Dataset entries
---
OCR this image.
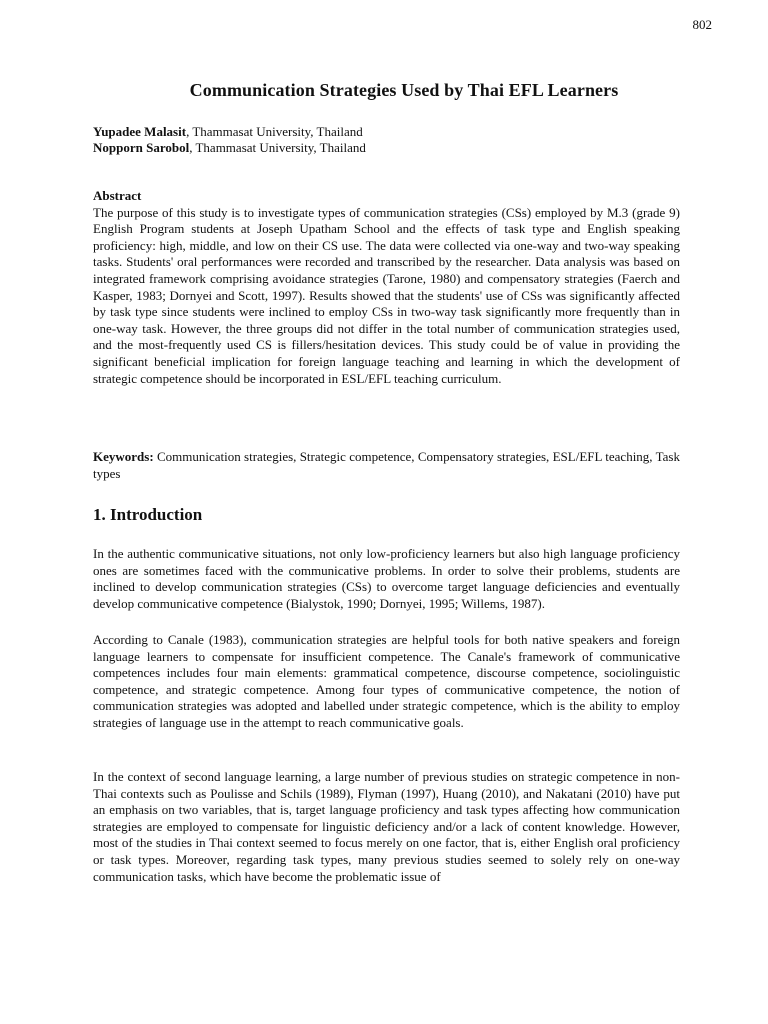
802
Communication Strategies Used by Thai EFL Learners
Yupadee Malasit, Thammasat University, Thailand
Nopporn Sarobol, Thammasat University, Thailand
Abstract

The purpose of this study is to investigate types of communication strategies (CSs) employed by M.3 (grade 9) English Program students at Joseph Upatham School and the effects of task type and English speaking proficiency: high, middle, and low on their CS use. The data were collected via one-way and two-way speaking tasks. Students' oral performances were recorded and transcribed by the researcher. Data analysis was based on integrated framework comprising avoidance strategies (Tarone, 1980) and compensatory strategies (Faerch and Kasper, 1983; Dornyei and Scott, 1997). Results showed that the students' use of CSs was significantly affected by task type since students were inclined to employ CSs in two-way task significantly more frequently than in one-way task. However, the three groups did not differ in the total number of communication strategies used, and the most-frequently used CS is fillers/hesitation devices. This study could be of value in providing the significant beneficial implication for foreign language teaching and learning in which the development of strategic competence should be incorporated in ESL/EFL teaching curriculum.

Keywords: Communication strategies, Strategic competence, Compensatory strategies, ESL/EFL teaching, Task types

1. Introduction

In the authentic communicative situations, not only low-proficiency learners but also high language proficiency ones are sometimes faced with the communicative problems. In order to solve their problems, students are inclined to develop communication strategies (CSs) to overcome target language deficiencies and eventually develop communicative competence (Bialystok, 1990; Dornyei, 1995; Willems, 1987).

According to Canale (1983), communication strategies are helpful tools for both native speakers and foreign language learners to compensate for insufficient competence. The Canale's framework of communicative competences includes four main elements: grammatical competence, discourse competence, sociolinguistic competence, and strategic competence. Among four types of communicative competence, the notion of communication strategies was adopted and labelled under strategic competence, which is the ability to employ strategies of language use in the attempt to reach communicative goals.

In the context of second language learning, a large number of previous studies on strategic competence in non-Thai contexts such as Poulisse and Schils (1989), Flyman (1997), Huang (2010), and Nakatani (2010) have put an emphasis on two variables, that is, target language proficiency and task types affecting how communication strategies are employed to compensate for linguistic deficiency and/or a lack of content knowledge. However, most of the studies in Thai context seemed to focus merely on one factor, that is, either English oral proficiency or task types. Moreover, regarding task types, many previous studies seemed to solely rely on one-way communication tasks, which have become the problematic issue of
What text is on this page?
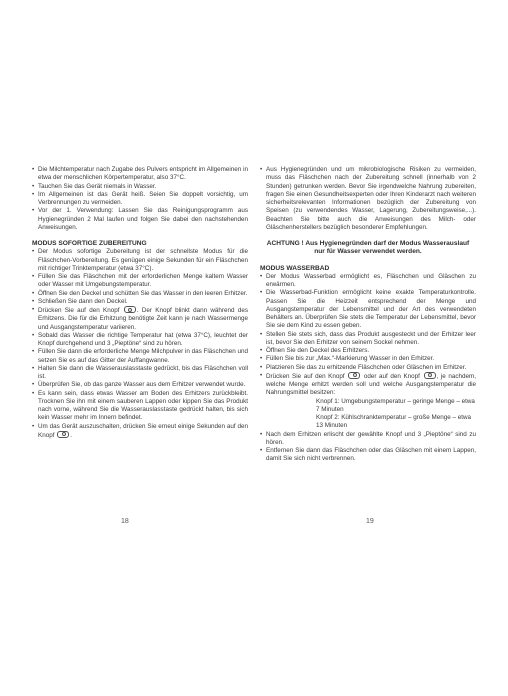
• Die Milchtemperatur nach Zugabe des Pulvers entspricht im Allgemeinen in etwa der menschlichen Körpertemperatur, also 37°C.
• Tauchen Sie das Gerät niemals in Wasser.
• Im Allgemeinen ist das Gerät heiß. Seien Sie doppelt vorsichtig, um Verbrennungen zu vermeiden.
• Vor der 1. Verwendung: Lassen Sie das Reinigungsprogramm aus Hygienegründen 2 Mal laufen und folgen Sie dabei den nachstehenden Anweisungen.
MODUS SOFORTIGE ZUBEREITUNG
• Der Modus sofortige Zubereitung ist der schnellste Modus für die Fläschchen-Vorbereitung. Es genügen einige Sekunden für ein Fläschchen mit richtiger Trinktemperatur (etwa 37°C).
• Füllen Sie das Fläschchen mit der erforderlichen Menge kaltem Wasser oder Wasser mit Umgebungstemperatur.
• Öffnen Sie den Deckel und schütten Sie das Wasser in den leeren Erhitzer.
• Schließen Sie dann den Deckel.
• Drücken Sie auf den Knopf	. Der Knopf blinkt dann während des Erhitzens. Die für die Erhitzung benötigte Zeit kann je nach Wassermenge und Ausgangstemperatur variieren.
• Sobald das Wasser die richtige Temperatur hat (etwa 37°C), leuchtet der Knopf durchgehend und 3 „Pieptöne“ sind zu hören.
• Füllen Sie dann die erforderliche Menge Milchpulver in das Fläschchen und setzen Sie es auf das Gitter der Auffangwanne.
• Halten Sie dann die Wasserauslasstaste gedrückt, bis das Fläschchen voll ist.
• Überprüfen Sie, ob das ganze Wasser aus dem Erhitzer verwendet wurde.
• Es kann sein, dass etwas Wasser am Boden des Erhitzers zurückbleibt. Trocknen Sie ihn mit einem sauberen Lappen oder kippen Sie das Produkt nach vorne, während Sie die Wasserauslasstaste gedrückt halten, bis sich kein Wasser mehr im Innern befindet.
• Um das Gerät auszuschalten, drücken Sie erneut einige Sekunden auf den Knopf	.
• Aus Hygienegründen und um mikrobiologische Risiken zu vermeiden, muss das Fläschchen nach der Zubereitung schnell (innerhalb von 2 Stunden) getrunken werden. Bevor Sie irgendwelche Nahrung zubereiten, fragen Sie einen Gesundheitsexperten oder Ihren Kinderarzt nach weiteren sicherheitsrelevanten Informationen bezüglich der Zubereitung von Speisen (zu verwendendes Wasser, Lagerung, Zubereitungsweise,...). Beachten Sie bitte auch die Anweisungen des Milch- oder Gläschenherstellers bezüglich besonderer Empfehlungen.
ACHTUNG ! Aus Hygienegründen darf der Modus Wasserauslauf
nur für Wasser verwendet werden.
MODUS WASSERBAD
• Der Modus Wasserbad ermöglicht es, Fläschchen und Gläschen zu erwärmen.
• Die Wasserbad-Funktion ermöglicht keine exakte Temperaturkontrolle. Passen Sie die Heizzeit entsprechend der Menge und Ausgangstemperatur der Lebensmittel und der Art des verwendeten Behälters an. Überprüfen Sie stets die Temperatur der Lebensmittel, bevor Sie sie dem Kind zu essen geben.
• Stellen Sie stets sich, dass das Produkt ausgesteckt und der Erhitzer leer ist, bevor Sie den Erhitzer von seinem Sockel nehmen.
• Öffnen Sie den Deckel des Erhitzers.
• Füllen Sie bis zur „Max.“-Markierung Wasser in den Erhitzer.
• Platzieren Sie das zu erhitzende Fläschchen oder Gläschen im Erhitzer.
• Drücken Sie auf den Knopf	oder auf den Knopf	, je nachdem, welche Menge erhitzt werden soll und welche Ausgangstemperatur die Nahrungsmittel besitzen:
Knopf 1: Umgebungstemperatur – geringe Menge – etwa 7 Minuten
Knopf 2: Kühlschranktemperatur – große Menge – etwa 13 Minuten
• Nach dem Erhitzen erlischt der gewählte Knopf und 3 „Pieptöne“ sind zu hören.
• Entfernen Sie dann das Fläschchen oder das Gläschen mit einem Lappen, damit Sie sich nicht verbrennen.
18	19
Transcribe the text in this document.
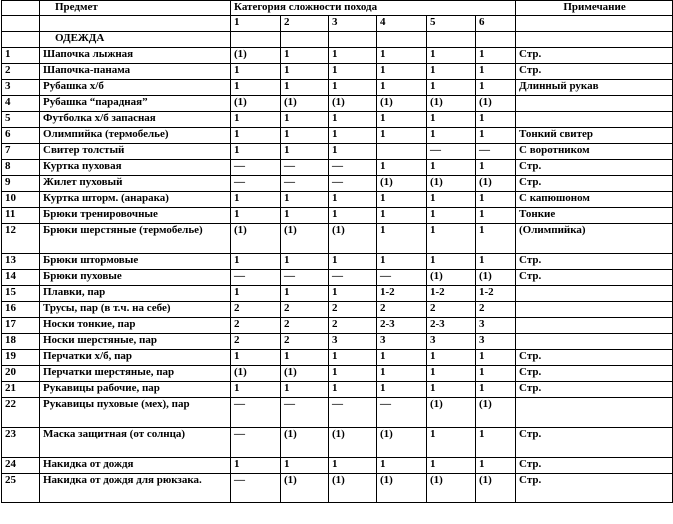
	Предмет	Категория сложности похода						Примечание
		1	2	3	4	5	6	
	ОДЕЖДА							
1	Шапочка лыжная	(1)	1	1	1	1	1	Стр.
2	Шапочка-панама	1	1	1	1	1	1	Стр.
3	Рубашка х/б	1	1	1	1	1	1	Длинный рукав
4	Рубашка “парадная”	(1)	(1)	(1)	(1)	(1)	(1)	
5	Футболка х/б запасная	1	1	1	1	1	1	
6	Олимпийка (термобелье)	1	1	1	1	1	1	Тонкий свитер
7	Свитер толстый	1	1	1		—	—	С воротником
8	Куртка пуховая	—	—	—	1	1	1	Стр.
9	Жилет пуховый	—	—	—	(1)	(1)	(1)	Стр.
10	Куртка шторм. (анарака)	1	1	1	1	1	1	С капюшоном
11	Брюки тренировочные	1	1	1	1	1	1	Тонкие
12	Брюки шерстяные (термобелье)	(1)	(1)	(1)	1	1	1	(Олимпийка)
13	Брюки штормовые	1	1	1	1	1	1	Стр.
14	Брюки пуховые	—	—	—	—	(1)	(1)	Стр.
15	Плавки, пар	1	1	1	1-2	1-2	1-2	
16	Трусы, пар (в т.ч. на себе)	2	2	2	2	2	2	
17	Носки тонкие, пар	2	2	2	2-3	2-3	3	
18	Носки шерстяные, пар	2	2	3	3	3	3	
19	Перчатки х/б, пар	1	1	1	1	1	1	Стр.
20	Перчатки шерстяные, пар	(1)	(1)	1	1	1	1	Стр.
21	Рукавицы рабочие, пар	1	1	1	1	1	1	Стр.
22	Рукавицы пуховые (мех), пар	—	—	—	—	(1)	(1)	
23	Маска защитная (от солнца)	—	(1)	(1)	(1)	1	1	Стр.
24	Накидка от дождя	1	1	1	1	1	1	Стр.
25	Накидка от дождя для рюкзака.	—	(1)	(1)	(1)	(1)	(1)	Стр.
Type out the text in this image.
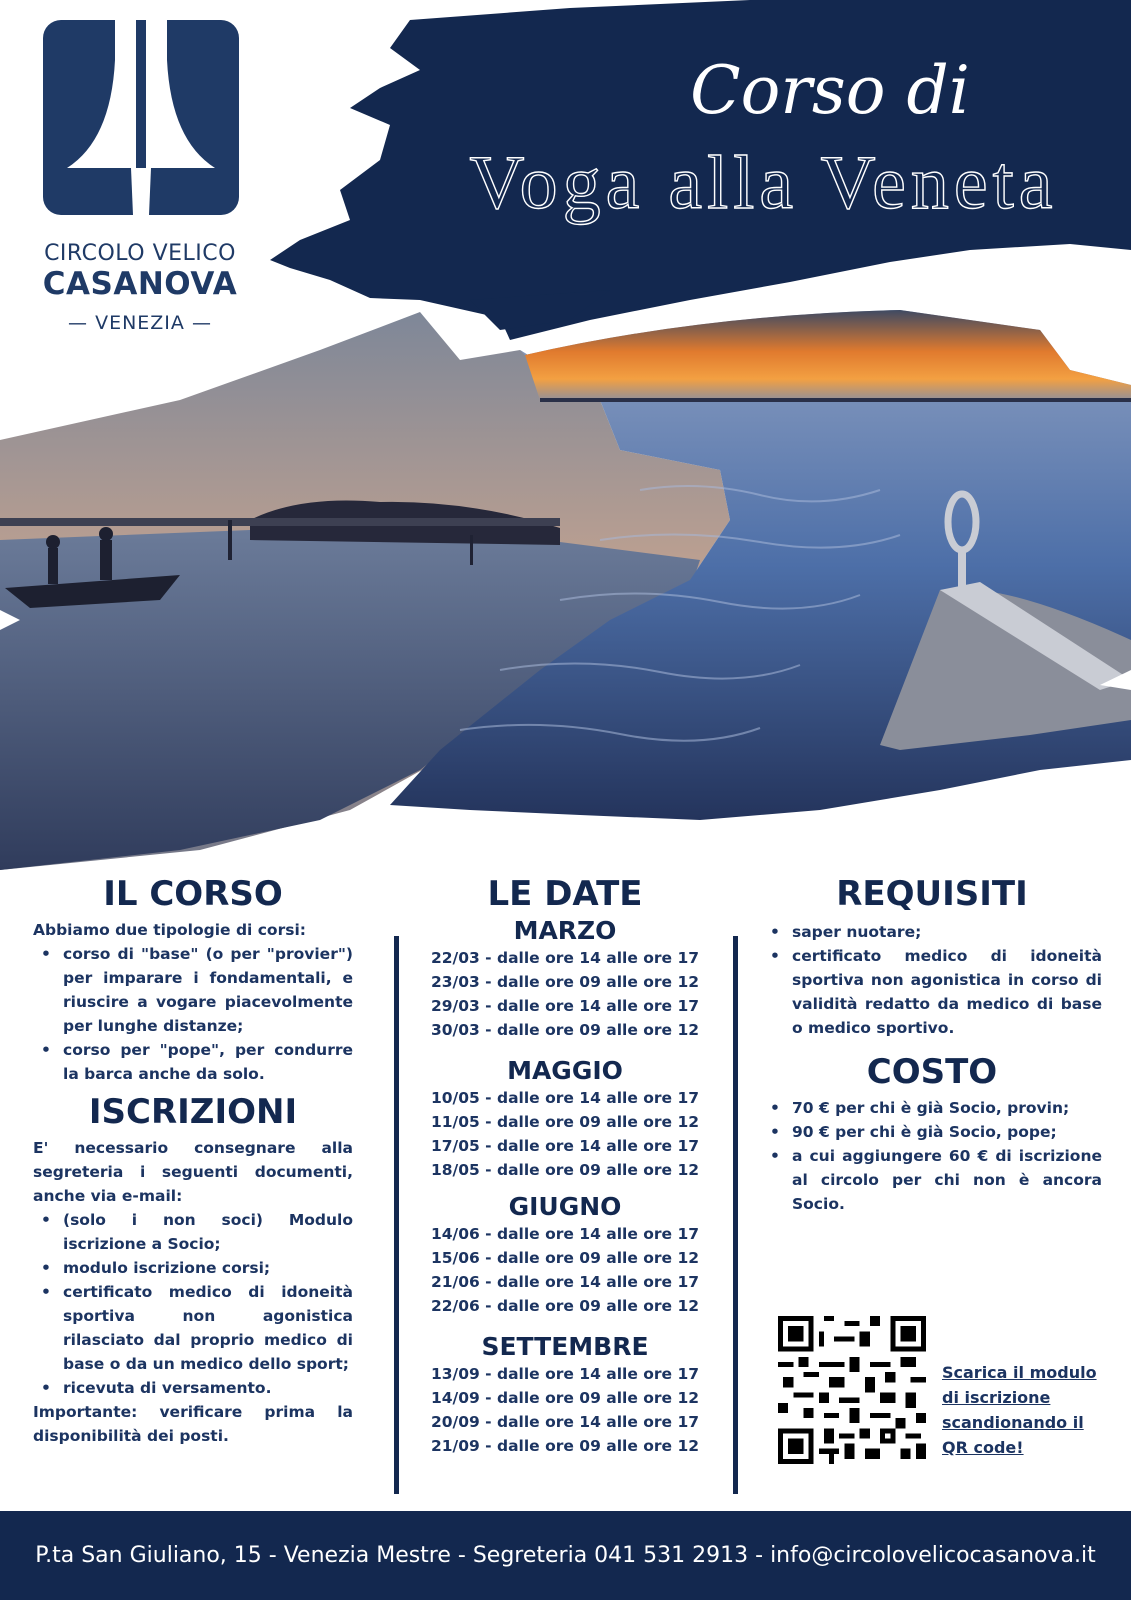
CIRCOLO VELICO
CASANOVA
— VENEZIA —
Corso di
Voga alla Veneta
IL CORSO
Abbiamo due tipologie di corsi:
• corso di "base" (o per "provier") per imparare i fondamentali, e riuscire a vogare piacevolmente per lunghe distanze;
• corso per "pope", per condurre la barca anche da solo.
ISCRIZIONI
E' necessario consegnare alla segreteria i seguenti documenti, anche via e-mail:
• (solo i non soci) Modulo iscrizione a Socio;
• modulo iscrizione corsi;
• certificato medico di idoneità sportiva non agonistica rilasciato dal proprio medico di base o da un medico dello sport;
• ricevuta di versamento.
Importante: verificare prima la disponibilità dei posti.
LE DATE
MARZO
22/03 - dalle ore 14 alle ore 17
23/03 - dalle ore 09 alle ore 12
29/03 - dalle ore 14 alle ore 17
30/03 - dalle ore 09 alle ore 12
MAGGIO
10/05 - dalle ore 14 alle ore 17
11/05 - dalle ore 09 alle ore 12
17/05 - dalle ore 14 alle ore 17
18/05 - dalle ore 09 alle ore 12
GIUGNO
14/06 - dalle ore 14 alle ore 17
15/06 - dalle ore 09 alle ore 12
21/06 - dalle ore 14 alle ore 17
22/06 - dalle ore 09 alle ore 12
SETTEMBRE
13/09 - dalle ore 14 alle ore 17
14/09 - dalle ore 09 alle ore 12
20/09 - dalle ore 14 alle ore 17
21/09 - dalle ore 09 alle ore 12
REQUISITI
• saper nuotare;
• certificato medico di idoneità sportiva non agonistica in corso di validità redatto da medico di base o medico sportivo.
COSTO
• 70 € per chi è già Socio, provin;
• 90 € per chi è già Socio, pope;
• a cui aggiungere 60 € di iscrizione al circolo per chi non è ancora Socio.
Scarica il modulo di iscrizione scandionando il QR code!
P.ta San Giuliano, 15 - Venezia Mestre - Segreteria 041 531 2913 - info@circolovelicocasanova.it
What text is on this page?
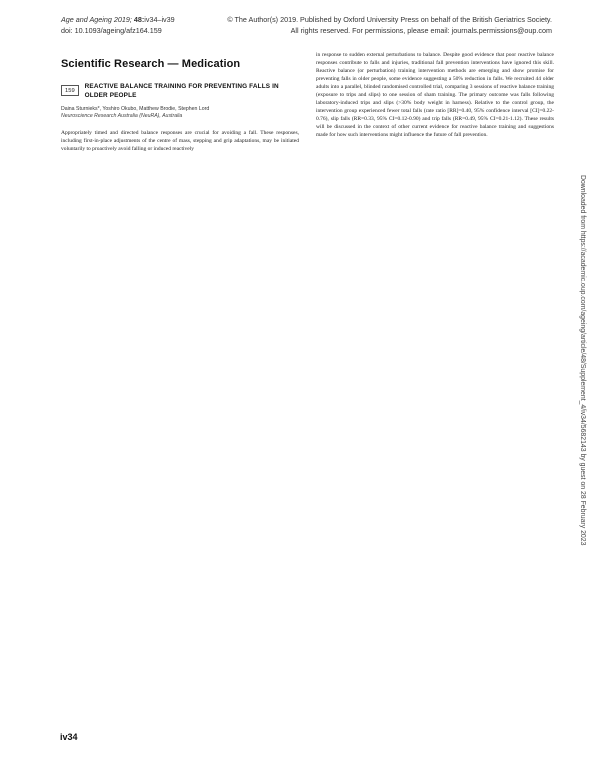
Age and Ageing 2019; 48:iv34–iv39
doi: 10.1093/ageing/afz164.159
© The Author(s) 2019. Published by Oxford University Press on behalf of the British Geriatrics Society.
All rights reserved. For permissions, please email: journals.permissions@oup.com
Scientific Research — Medication
159
REACTIVE BALANCE TRAINING FOR PREVENTING FALLS IN OLDER PEOPLE
Daina Sturnieks*, Yoshiro Okubo, Matthew Brodie, Stephen Lord
Neuroscience Research Australia (NeuRA), Australia
Appropriately timed and directed balance responses are crucial for avoiding a fall. These responses, including first-in-place adjustments of the centre of mass, stepping and grip adaptations, may be initiated voluntarily to proactively avoid falling or induced reactively
in response to sudden external perturbations to balance. Despite good evidence that poor reactive balance responses contribute to falls and injuries, traditional fall prevention interventions have ignored this skill. Reactive balance (or perturbation) training intervention methods are emerging and show promise for preventing falls in older people, some evidence suggesting a 50% reduction in falls. We recruited 44 older adults into a parallel, blinded randomised controlled trial, comparing 3 sessions of reactive balance training (exposure to trips and slips) to one session of sham training. The primary outcome was falls following laboratory-induced trips and slips (>30% body weight in harness). Relative to the control group, the intervention group experienced fewer total falls (rate ratio [RR]=0.40, 95% confidence interval [CI]=0.22-0.76), slip falls (RR=0.33, 95% CI=0.12-0.90) and trip falls (RR=0.49, 95% CI=0.21-1.12). These results will be discussed in the context of other current evidence for reactive balance training and suggestions made for how such interventions might influence the future of fall prevention.
Downloaded from https://academic.oup.com/ageing/article/48/Supplement_4/iv34/5682143 by guest on 28 February 2023
iv34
---
Report every line containing the word "Umgebungstemperatur" from the listing above.

Answer in full –
• Füllen Sie das Fläschchen mit der erforderlichen Menge kaltem Wasser oder Wasser mit Umgebungstemperatur.
Knopf 1: Umgebungstemperatur – geringe Menge – etwa 7 Minuten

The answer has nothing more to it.